* [What to do] Return the records below character for character.

* [Entries taken from a collection]
★ ★ ★ ★ ★

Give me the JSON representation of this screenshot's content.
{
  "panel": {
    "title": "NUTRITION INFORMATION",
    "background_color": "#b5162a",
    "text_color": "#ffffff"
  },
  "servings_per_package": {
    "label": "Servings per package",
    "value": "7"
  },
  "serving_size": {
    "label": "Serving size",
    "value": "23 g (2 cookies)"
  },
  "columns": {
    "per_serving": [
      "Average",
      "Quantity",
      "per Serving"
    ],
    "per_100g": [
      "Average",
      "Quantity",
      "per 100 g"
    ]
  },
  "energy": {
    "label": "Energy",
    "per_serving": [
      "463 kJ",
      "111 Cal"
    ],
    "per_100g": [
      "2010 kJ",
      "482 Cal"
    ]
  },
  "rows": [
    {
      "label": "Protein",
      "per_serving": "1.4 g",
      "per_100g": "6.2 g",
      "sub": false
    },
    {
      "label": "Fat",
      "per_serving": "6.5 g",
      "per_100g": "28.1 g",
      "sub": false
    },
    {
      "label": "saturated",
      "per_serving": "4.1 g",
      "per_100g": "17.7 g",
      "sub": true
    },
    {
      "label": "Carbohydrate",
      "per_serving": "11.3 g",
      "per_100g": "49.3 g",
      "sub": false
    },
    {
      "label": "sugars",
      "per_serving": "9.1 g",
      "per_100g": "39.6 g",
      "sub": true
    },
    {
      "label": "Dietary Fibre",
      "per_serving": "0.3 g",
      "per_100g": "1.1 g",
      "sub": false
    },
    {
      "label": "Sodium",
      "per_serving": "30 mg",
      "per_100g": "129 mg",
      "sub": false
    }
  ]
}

★ ★ ★ ★ ★

* [Task response]
Give me the JSON representation of this screenshot's content.
{
  "panel": {
    "title": "NUTRITION INFORMATION",
    "background_color": "#b5162a",
    "text_color": "#ffffff"
  },
  "servings_per_package": {
    "label": "Servings per package",
    "value": "7"
  },
  "serving_size": {
    "label": "Serving size",
    "value": "23 g (2 cookies)"
  },
  "columns": {
    "per_serving": [
      "Average",
      "Quantity",
      "per Serving"
    ],
    "per_100g": [
      "Average",
      "Quantity",
      "per 100 g"
    ]
  },
  "energy": {
    "label": "Energy",
    "per_serving": [
      "463 kJ",
      "111 Cal"
    ],
    "per_100g": [
      "2010 kJ",
      "482 Cal"
    ]
  },
  "rows": [
    {
      "label": "Protein",
      "per_serving": "1.4 g",
      "per_100g": "6.2 g",
      "sub": false
    },
    {
      "label": "Fat",
      "per_serving": "6.5 g",
      "per_100g": "28.1 g",
      "sub": false
    },
    {
      "label": "saturated",
      "per_serving": "4.1 g",
      "per_100g": "17.7 g",
      "sub": true
    },
    {
      "label": "Carbohydrate",
      "per_serving": "11.3 g",
      "per_100g": "49.3 g",
      "sub": false
    },
    {
      "label": "sugars",
      "per_serving": "9.1 g",
      "per_100g": "39.6 g",
      "sub": true
    },
    {
      "label": "Dietary Fibre",
      "per_serving": "0.3 g",
      "per_100g": "1.1 g",
      "sub": false
    },
    {
      "label": "Sodium",
      "per_serving": "30 mg",
      "per_100g": "129 mg",
      "sub": false
    }
  ]
}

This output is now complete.